» Stated goal
Tally the lines below that contain "Impact". The number is the whole answer.

(Stored data entries)

>> start

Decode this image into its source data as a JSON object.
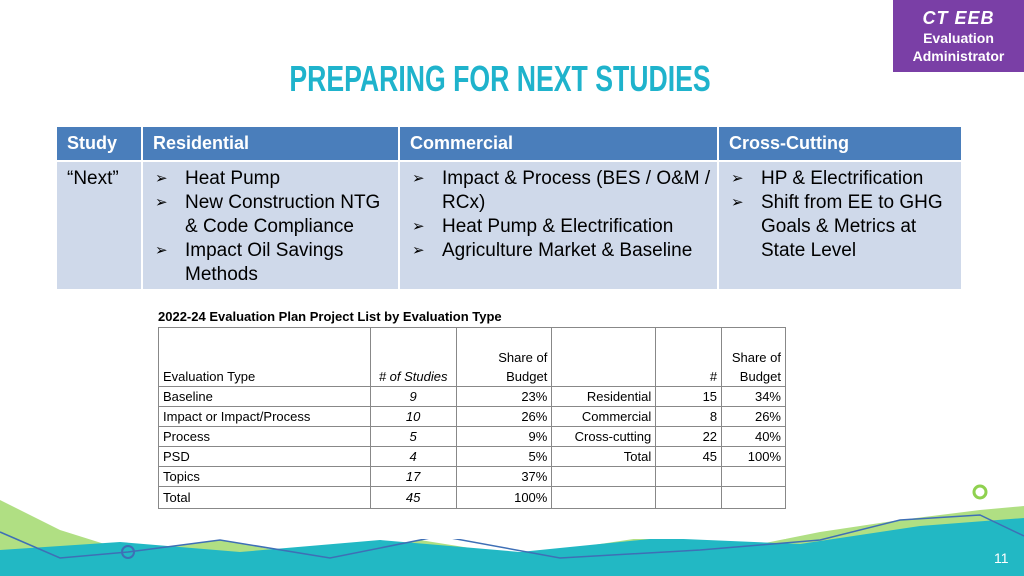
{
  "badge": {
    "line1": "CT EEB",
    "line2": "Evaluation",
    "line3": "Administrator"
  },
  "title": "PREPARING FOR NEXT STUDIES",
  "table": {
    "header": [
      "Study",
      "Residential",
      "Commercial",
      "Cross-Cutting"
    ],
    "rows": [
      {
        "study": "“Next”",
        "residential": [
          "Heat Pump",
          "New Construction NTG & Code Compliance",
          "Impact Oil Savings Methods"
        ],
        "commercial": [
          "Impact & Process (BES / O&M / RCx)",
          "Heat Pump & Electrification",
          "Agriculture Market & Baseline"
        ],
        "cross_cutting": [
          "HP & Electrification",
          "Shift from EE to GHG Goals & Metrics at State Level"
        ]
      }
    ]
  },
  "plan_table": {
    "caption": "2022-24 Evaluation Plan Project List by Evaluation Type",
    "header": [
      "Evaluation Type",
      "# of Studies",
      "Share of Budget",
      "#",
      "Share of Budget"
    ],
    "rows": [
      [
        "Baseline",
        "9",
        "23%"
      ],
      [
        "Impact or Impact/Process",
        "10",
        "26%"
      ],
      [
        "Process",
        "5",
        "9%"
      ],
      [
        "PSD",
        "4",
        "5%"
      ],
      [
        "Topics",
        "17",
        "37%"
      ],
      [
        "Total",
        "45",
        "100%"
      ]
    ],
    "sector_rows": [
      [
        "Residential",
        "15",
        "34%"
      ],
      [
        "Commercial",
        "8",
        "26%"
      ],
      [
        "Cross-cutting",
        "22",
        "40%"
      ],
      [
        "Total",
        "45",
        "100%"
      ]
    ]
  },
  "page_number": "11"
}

>> end

» Solution below
3